## begin
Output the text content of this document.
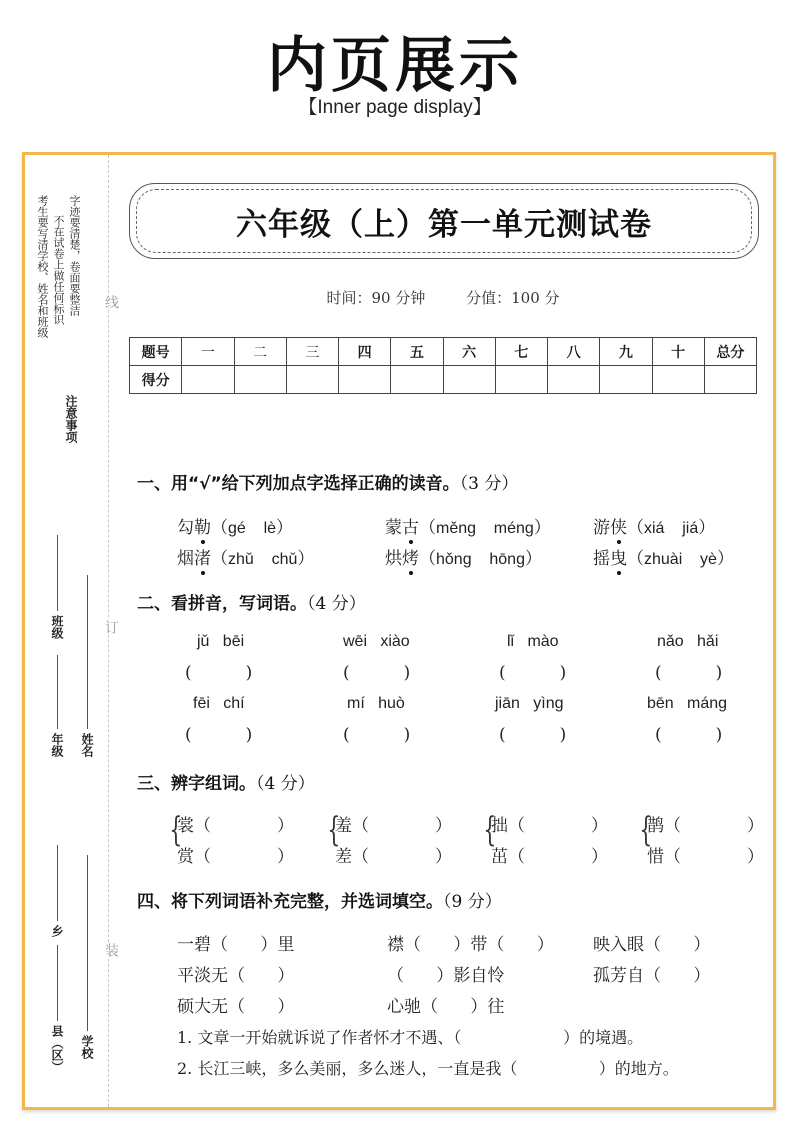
内页展示
【Inner page display】
考生要写清学校、姓名和班级 不在试卷上做任何标识 字迹要清楚，卷面要整洁
注意事项
班级
年级 姓名
乡
县（区） 学校
线
订
装
六年级（上）第一单元测试卷
时间：90 分钟	分值：100 分
题号	一	二	三	四	五	六	七	八	九	十	总分
得分											
一、用“√”给下列加点字选择正确的读音。（3 分）
勾勒（gé    lè）	蒙古（měng    méng） 游侠（xiá    jiá）
烟渚（zhǔ    chǔ）	烘烤（hǒng    hōng）	摇曳（zhuài    yè）
二、看拼音，写词语。（4 分）
jǔ   bēi	wēi   xiào	lǐ   mào	nǎo   hǎi
(          )	(          )	(          )	(          )
fēi   chí	mí   huò	jiān   yìng	bēn   máng
(          )	(          )	(          )	(          )
三、辨字组词。（4 分）
{
裳（	）
赏（	）
{
羞（	）
差（	）
{
拙（	）
茁（	）
{
鹊（	）
惜（	）
四、将下列词语补充完整，并选词填空。（9 分）
一碧（      ）里	襟（      ）带（      ） 映入眼（      ）
平淡无（      ）	（      ）影自怜	孤芳自（      ）
硕大无（      ）	心驰（      ）往
1. 文章一开始就诉说了作者怀才不遇、（                    ）的境遇。
2. 长江三峡，多么美丽，多么迷人，一直是我（                ）的地方。
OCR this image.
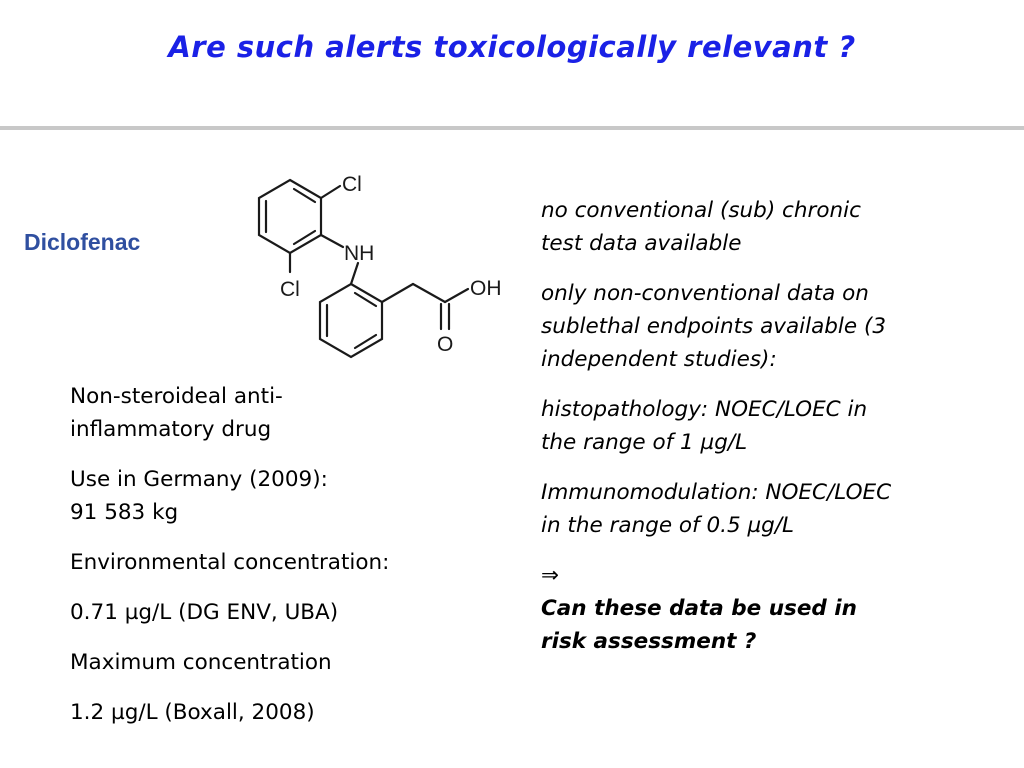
Are such alerts toxicologically relevant ?
Diclofenac
Cl
NH
Cl	OH
O
Non-steroideal anti-
inflammatory drug
Use in Germany (2009):
91 583 kg
Environmental concentration:
0.71 µg/L (DG ENV, UBA)
Maximum concentration
1.2 µg/L (Boxall, 2008)
no conventional (sub) chronic
test data available
only non-conventional data on
sublethal endpoints available (3
independent studies):
histopathology: NOEC/LOEC in
the range of 1 µg/L
Immunomodulation: NOEC/LOEC
in the range of 0.5 µg/L
⇒
Can these data be used in
risk assessment ?
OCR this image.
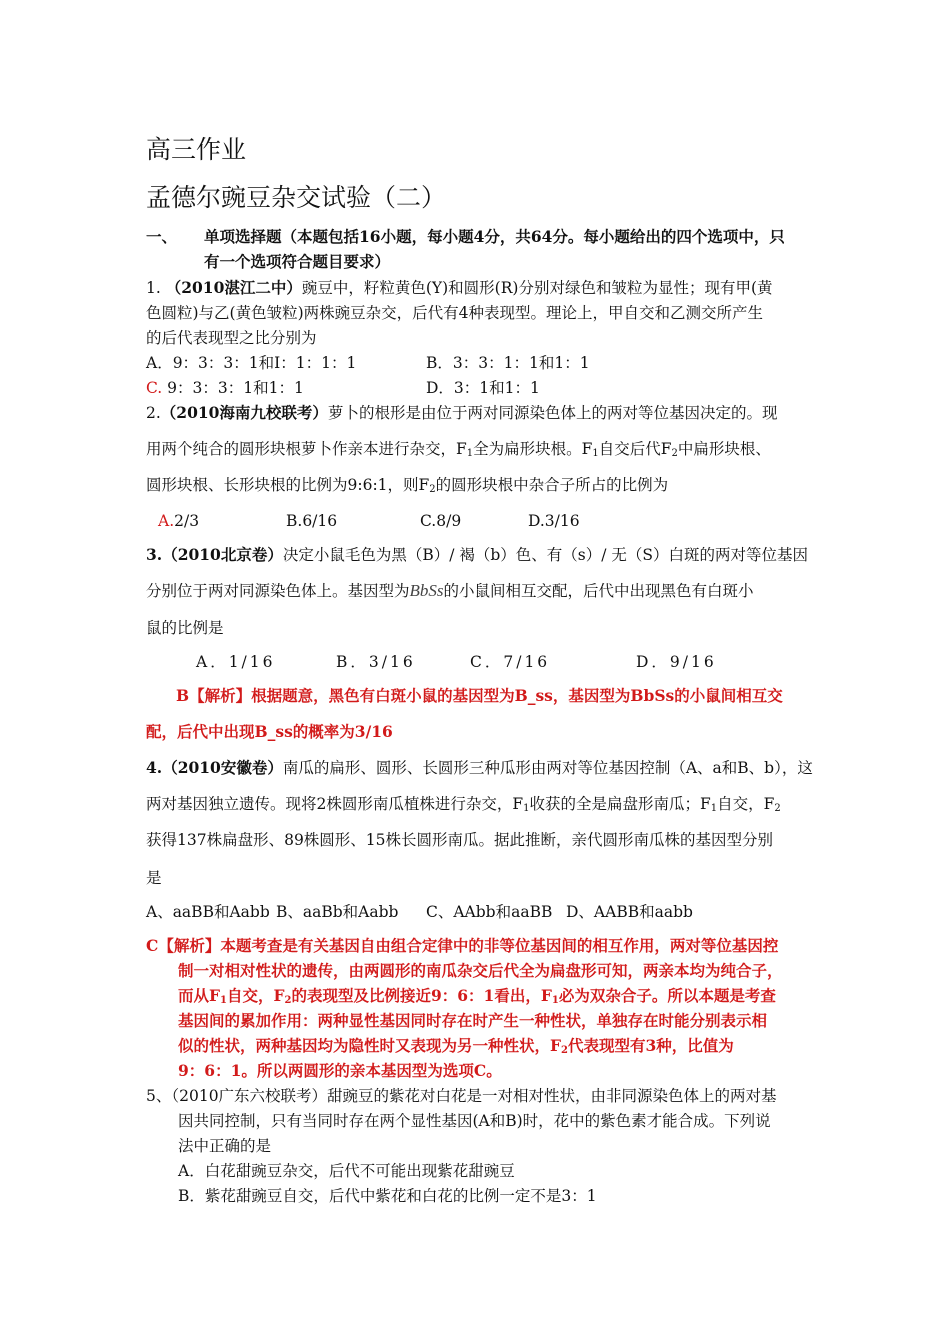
高三作业
孟德尔豌豆杂交试验（二）
一、 单项选择题（本题包括16小题，每小题4分，共64分。每小题给出的四个选项中，只
有一个选项符合题目要求）
1. （2010湛江二中）豌豆中，籽粒黄色(Y)和圆形(R)分别对绿色和皱粒为显性；现有甲(黄
色圆粒)与乙(黄色皱粒)两株豌豆杂交，后代有4种表现型。理论上，甲自交和乙测交所产生
的后代表现型之比分别为
A．9：3：3：1和I：1：1：1	B．3：3：1：1和1：1
C. 9：3：3：1和1：1	D．3：1和1：1
2.（2010海南九校联考）萝卜的根形是由位于两对同源染色体上的两对等位基因决定的。现
用两个纯合的圆形块根萝卜作亲本进行杂交，$F_1$全为扁形块根。$F_1$自交后代$F_2$中扁形块根、
圆形块根、长形块根的比例为9:6:1，则$F_2$的圆形块根中杂合子所占的比例为
A.2/3	B.6/16	C.8/9	D.3/16
3.（2010北京卷）决定小鼠毛色为黑（B）/ 褐（b）色、有（s）/ 无（S）白斑的两对等位基因
分别位于两对同源染色体上。基因型为BbSs的小鼠间相互交配，后代中出现黑色有白斑小
鼠的比例是
A．1/16	B．3/16	C．7/16	D．9/16
B【解析】根据题意，黑色有白斑小鼠的基因型为B_ss，基因型为BbSs的小鼠间相互交
配，后代中出现B_ss的概率为3/16
4.（2010安徽卷）南瓜的扁形、圆形、长圆形三种瓜形由两对等位基因控制（A、a和B、b），这
两对基因独立遗传。现将2株圆形南瓜植株进行杂交，$F_1$收获的全是扁盘形南瓜；$F_1$自交，$F_2$
获得137株扁盘形、89株圆形、15株长圆形南瓜。据此推断，亲代圆形南瓜株的基因型分别
是
A、aaBB和Aabb B、aaBb和Aabb C、AAbb和aaBB D、AABB和aabb
C【解析】本题考查是有关基因自由组合定律中的非等位基因间的相互作用，两对等位基因控
制一对相对性状的遗传，由两圆形的南瓜杂交后代全为扁盘形可知，两亲本均为纯合子，
而从$F_1$自交，$F_2$的表现型及比例接近9：6：1看出，$F_1$必为双杂合子。所以本题是考查
基因间的累加作用：两种显性基因同时存在时产生一种性状，单独存在时能分别表示相
似的性状，两种基因均为隐性时又表现为另一种性状，$F_2$代表现型有3种，比值为
9：6：1。所以两圆形的亲本基因型为选项C。
5、（2010广东六校联考）甜豌豆的紫花对白花是一对相对性状，由非同源染色体上的两对基
因共同控制，只有当同时存在两个显性基因(A和B)时，花中的紫色素才能合成。下列说
法中正确的是
A．白花甜豌豆杂交，后代不可能出现紫花甜豌豆
B．紫花甜豌豆自交，后代中紫花和白花的比例一定不是3：1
## end
* **Exercise prompt**:
Lines of the material that contain the word "data" are to be gathered.

* **Solution below**:
test data available
only non-conventional data on
Can these data be used in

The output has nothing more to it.